↓↓↓

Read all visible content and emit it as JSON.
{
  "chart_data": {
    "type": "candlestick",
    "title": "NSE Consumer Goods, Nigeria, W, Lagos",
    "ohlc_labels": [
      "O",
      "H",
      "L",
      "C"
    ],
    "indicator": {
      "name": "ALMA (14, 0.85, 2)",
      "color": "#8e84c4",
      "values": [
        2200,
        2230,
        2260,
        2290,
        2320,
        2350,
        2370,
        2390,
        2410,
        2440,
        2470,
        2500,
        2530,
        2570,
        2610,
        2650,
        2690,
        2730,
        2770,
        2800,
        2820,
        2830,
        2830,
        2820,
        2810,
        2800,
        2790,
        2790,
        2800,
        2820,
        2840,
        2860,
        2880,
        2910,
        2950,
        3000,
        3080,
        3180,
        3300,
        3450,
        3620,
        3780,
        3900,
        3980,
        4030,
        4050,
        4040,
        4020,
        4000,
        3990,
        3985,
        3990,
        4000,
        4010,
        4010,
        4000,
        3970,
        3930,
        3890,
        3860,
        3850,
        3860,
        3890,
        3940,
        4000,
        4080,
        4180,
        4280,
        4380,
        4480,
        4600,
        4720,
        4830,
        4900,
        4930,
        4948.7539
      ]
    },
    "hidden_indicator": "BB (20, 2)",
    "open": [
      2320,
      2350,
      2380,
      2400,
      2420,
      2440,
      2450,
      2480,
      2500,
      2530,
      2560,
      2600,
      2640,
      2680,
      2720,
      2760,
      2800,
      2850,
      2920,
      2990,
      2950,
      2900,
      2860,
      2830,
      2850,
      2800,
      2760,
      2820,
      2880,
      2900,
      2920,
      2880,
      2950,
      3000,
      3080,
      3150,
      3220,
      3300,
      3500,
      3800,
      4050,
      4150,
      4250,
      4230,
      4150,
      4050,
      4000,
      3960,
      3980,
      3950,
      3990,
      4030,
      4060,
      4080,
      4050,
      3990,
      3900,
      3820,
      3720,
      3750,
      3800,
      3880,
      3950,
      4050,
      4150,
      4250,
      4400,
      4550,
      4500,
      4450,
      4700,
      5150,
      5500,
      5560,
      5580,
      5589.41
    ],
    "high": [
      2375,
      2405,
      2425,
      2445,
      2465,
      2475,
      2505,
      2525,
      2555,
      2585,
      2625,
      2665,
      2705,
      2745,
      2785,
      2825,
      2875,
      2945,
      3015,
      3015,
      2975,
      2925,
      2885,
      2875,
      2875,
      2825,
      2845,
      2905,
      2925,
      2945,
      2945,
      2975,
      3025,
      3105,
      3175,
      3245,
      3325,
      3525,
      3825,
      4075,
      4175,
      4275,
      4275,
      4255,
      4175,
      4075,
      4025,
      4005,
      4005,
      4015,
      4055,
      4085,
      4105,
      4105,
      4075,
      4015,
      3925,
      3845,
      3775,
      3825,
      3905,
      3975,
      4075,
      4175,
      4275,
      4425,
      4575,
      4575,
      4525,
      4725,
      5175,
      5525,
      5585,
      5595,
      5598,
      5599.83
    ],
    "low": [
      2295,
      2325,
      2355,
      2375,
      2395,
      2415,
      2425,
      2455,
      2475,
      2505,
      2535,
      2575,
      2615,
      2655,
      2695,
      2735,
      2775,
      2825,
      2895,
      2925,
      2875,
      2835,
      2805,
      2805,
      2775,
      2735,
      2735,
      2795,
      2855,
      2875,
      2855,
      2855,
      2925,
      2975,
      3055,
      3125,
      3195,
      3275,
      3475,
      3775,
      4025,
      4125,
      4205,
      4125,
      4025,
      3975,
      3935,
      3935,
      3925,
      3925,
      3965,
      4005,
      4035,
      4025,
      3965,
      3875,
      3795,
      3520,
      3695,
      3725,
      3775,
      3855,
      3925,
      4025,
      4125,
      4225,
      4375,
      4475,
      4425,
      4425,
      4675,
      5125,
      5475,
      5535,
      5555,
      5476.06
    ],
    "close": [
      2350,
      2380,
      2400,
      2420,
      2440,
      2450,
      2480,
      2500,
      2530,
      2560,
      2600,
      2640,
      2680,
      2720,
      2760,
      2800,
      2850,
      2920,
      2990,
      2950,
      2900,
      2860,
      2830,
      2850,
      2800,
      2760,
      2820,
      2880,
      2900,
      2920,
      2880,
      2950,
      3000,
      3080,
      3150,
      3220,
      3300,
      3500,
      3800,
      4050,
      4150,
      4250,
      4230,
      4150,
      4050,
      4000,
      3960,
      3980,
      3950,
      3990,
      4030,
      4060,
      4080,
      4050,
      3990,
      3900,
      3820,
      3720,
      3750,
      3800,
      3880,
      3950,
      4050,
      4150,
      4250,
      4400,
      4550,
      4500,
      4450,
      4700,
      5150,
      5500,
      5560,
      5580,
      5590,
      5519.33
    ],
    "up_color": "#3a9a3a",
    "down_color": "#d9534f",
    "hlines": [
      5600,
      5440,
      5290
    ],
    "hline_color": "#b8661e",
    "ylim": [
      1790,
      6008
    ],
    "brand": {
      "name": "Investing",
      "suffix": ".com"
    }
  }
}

↑↑↑

Given exercise = Write the entries again, exactly as they stand.

Written reply =
Read all visible content and emit it as JSON.
{
  "chart_data": {
    "type": "candlestick",
    "title": "NSE Consumer Goods, Nigeria, W, Lagos",
    "ohlc_labels": [
      "O",
      "H",
      "L",
      "C"
    ],
    "indicator": {
      "name": "ALMA (14, 0.85, 2)",
      "color": "#8e84c4",
      "values": [
        2200,
        2230,
        2260,
        2290,
        2320,
        2350,
        2370,
        2390,
        2410,
        2440,
        2470,
        2500,
        2530,
        2570,
        2610,
        2650,
        2690,
        2730,
        2770,
        2800,
        2820,
        2830,
        2830,
        2820,
        2810,
        2800,
        2790,
        2790,
        2800,
        2820,
        2840,
        2860,
        2880,
        2910,
        2950,
        3000,
        3080,
        3180,
        3300,
        3450,
        3620,
        3780,
        3900,
        3980,
        4030,
        4050,
        4040,
        4020,
        4000,
        3990,
        3985,
        3990,
        4000,
        4010,
        4010,
        4000,
        3970,
        3930,
        3890,
        3860,
        3850,
        3860,
        3890,
        3940,
        4000,
        4080,
        4180,
        4280,
        4380,
        4480,
        4600,
        4720,
        4830,
        4900,
        4930,
        4948.7539
      ]
    },
    "hidden_indicator": "BB (20, 2)",
    "open": [
      2320,
      2350,
      2380,
      2400,
      2420,
      2440,
      2450,
      2480,
      2500,
      2530,
      2560,
      2600,
      2640,
      2680,
      2720,
      2760,
      2800,
      2850,
      2920,
      2990,
      2950,
      2900,
      2860,
      2830,
      2850,
      2800,
      2760,
      2820,
      2880,
      2900,
      2920,
      2880,
      2950,
      3000,
      3080,
      3150,
      3220,
      3300,
      3500,
      3800,
      4050,
      4150,
      4250,
      4230,
      4150,
      4050,
      4000,
      3960,
      3980,
      3950,
      3990,
      4030,
      4060,
      4080,
      4050,
      3990,
      3900,
      3820,
      3720,
      3750,
      3800,
      3880,
      3950,
      4050,
      4150,
      4250,
      4400,
      4550,
      4500,
      4450,
      4700,
      5150,
      5500,
      5560,
      5580,
      5589.41
    ],
    "high": [
      2375,
      2405,
      2425,
      2445,
      2465,
      2475,
      2505,
      2525,
      2555,
      2585,
      2625,
      2665,
      2705,
      2745,
      2785,
      2825,
      2875,
      2945,
      3015,
      3015,
      2975,
      2925,
      2885,
      2875,
      2875,
      2825,
      2845,
      2905,
      2925,
      2945,
      2945,
      2975,
      3025,
      3105,
      3175,
      3245,
      3325,
      3525,
      3825,
      4075,
      4175,
      4275,
      4275,
      4255,
      4175,
      4075,
      4025,
      4005,
      4005,
      4015,
      4055,
      4085,
      4105,
      4105,
      4075,
      4015,
      3925,
      3845,
      3775,
      3825,
      3905,
      3975,
      4075,
      4175,
      4275,
      4425,
      4575,
      4575,
      4525,
      4725,
      5175,
      5525,
      5585,
      5595,
      5598,
      5599.83
    ],
    "low": [
      2295,
      2325,
      2355,
      2375,
      2395,
      2415,
      2425,
      2455,
      2475,
      2505,
      2535,
      2575,
      2615,
      2655,
      2695,
      2735,
      2775,
      2825,
      2895,
      2925,
      2875,
      2835,
      2805,
      2805,
      2775,
      2735,
      2735,
      2795,
      2855,
      2875,
      2855,
      2855,
      2925,
      2975,
      3055,
      3125,
      3195,
      3275,
      3475,
      3775,
      4025,
      4125,
      4205,
      4125,
      4025,
      3975,
      3935,
      3935,
      3925,
      3925,
      3965,
      4005,
      4035,
      4025,
      3965,
      3875,
      3795,
      3520,
      3695,
      3725,
      3775,
      3855,
      3925,
      4025,
      4125,
      4225,
      4375,
      4475,
      4425,
      4425,
      4675,
      5125,
      5475,
      5535,
      5555,
      5476.06
    ],
    "close": [
      2350,
      2380,
      2400,
      2420,
      2440,
      2450,
      2480,
      2500,
      2530,
      2560,
      2600,
      2640,
      2680,
      2720,
      2760,
      2800,
      2850,
      2920,
      2990,
      2950,
      2900,
      2860,
      2830,
      2850,
      2800,
      2760,
      2820,
      2880,
      2900,
      2920,
      2880,
      2950,
      3000,
      3080,
      3150,
      3220,
      3300,
      3500,
      3800,
      4050,
      4150,
      4250,
      4230,
      4150,
      4050,
      4000,
      3960,
      3980,
      3950,
      3990,
      4030,
      4060,
      4080,
      4050,
      3990,
      3900,
      3820,
      3720,
      3750,
      3800,
      3880,
      3950,
      4050,
      4150,
      4250,
      4400,
      4550,
      4500,
      4450,
      4700,
      5150,
      5500,
      5560,
      5580,
      5590,
      5519.33
    ],
    "up_color": "#3a9a3a",
    "down_color": "#d9534f",
    "hlines": [
      5600,
      5440,
      5290
    ],
    "hline_color": "#b8661e",
    "ylim": [
      1790,
      6008
    ],
    "brand": {
      "name": "Investing",
      "suffix": ".com"
    }
  }
}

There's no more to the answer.